- DESCRIPTION OF THE TASK: Every line holding the word "Ajet" counts once. Give the total, nothing more.

=== SUPPLIED MATERIAL ===

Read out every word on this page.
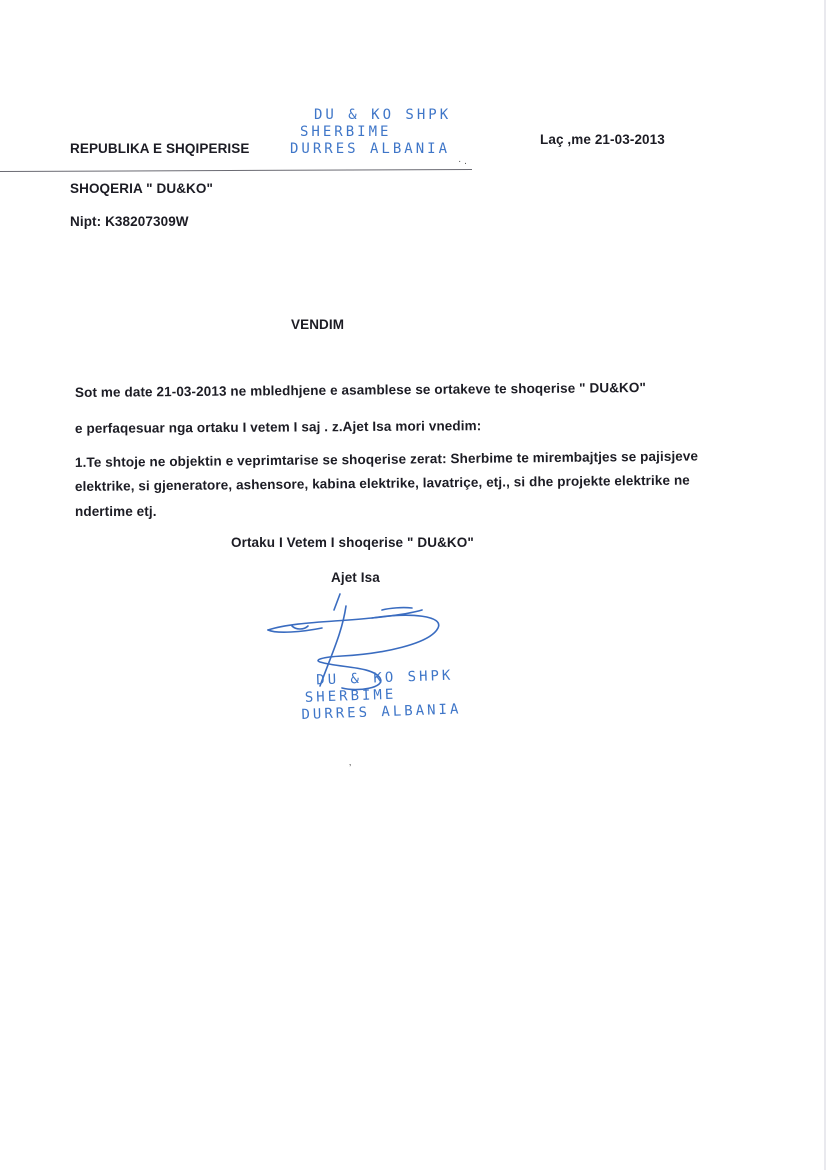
REPUBLIKA E SHQIPERISE
Laç ,me 21-03-2013
DU & KO SHPK
SHERBIME
DURRES ALBANIA
· .
SHOQERIA " DU&KO"
Nipt: K38207309W
VENDIM
Sot me date 21-03-2013 ne mbledhjene e asamblese se ortakeve te shoqerise " DU&KO"
e perfaqesuar nga ortaku I vetem I saj . z.Ajet Isa mori vnedim:
1.Te shtoje ne objektin e veprimtarise se shoqerise zerat: Sherbime te mirembajtjes se pajisjeve
elektrike, si gjeneratore, ashensore, kabina elektrike, lavatriçe, etj., si dhe projekte elektrike ne
ndertime etj.
Ortaku I Vetem I shoqerise " DU&KO"
Ajet Isa
DU & KO SHPK
SHERBIME
DURRES ALBANIA
‚
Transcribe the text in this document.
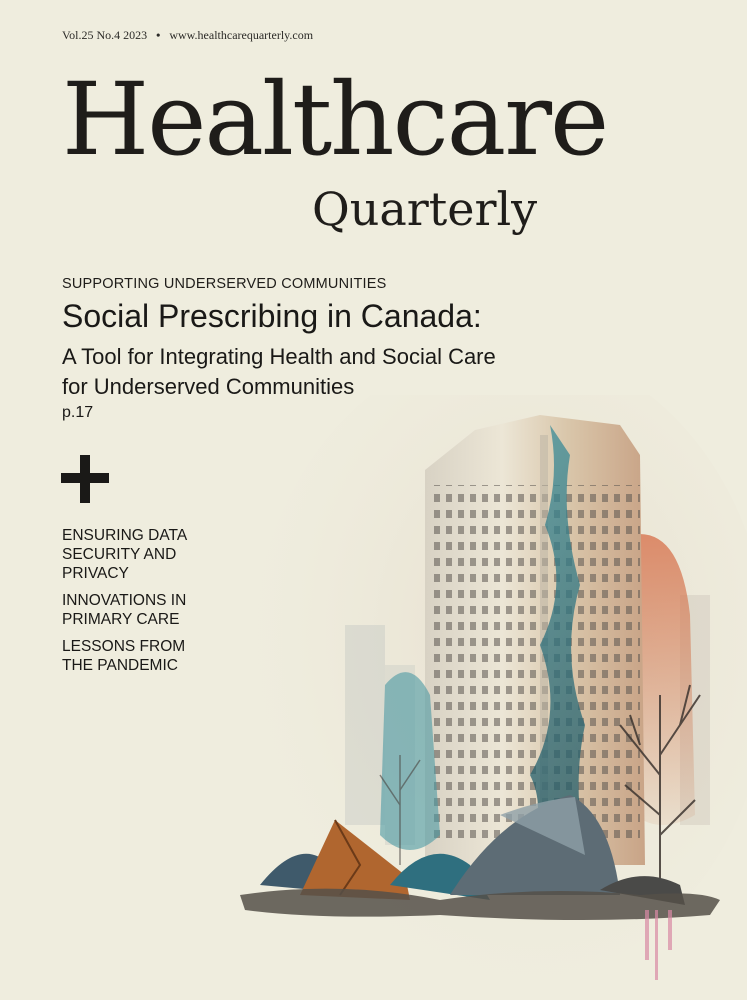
Vol.25 No.4 2023 • www.healthcarequarterly.com
Healthcare
Quarterly
SUPPORTING UNDERSERVED COMMUNITIES
Social Prescribing in Canada:
A Tool for Integrating Health and Social Care
for Underserved Communities
p.17
ENSURING DATA
SECURITY AND
PRIVACY
INNOVATIONS IN
PRIMARY CARE
LESSONS FROM
THE PANDEMIC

===

- ANSWER TO THE EXERCISE: 2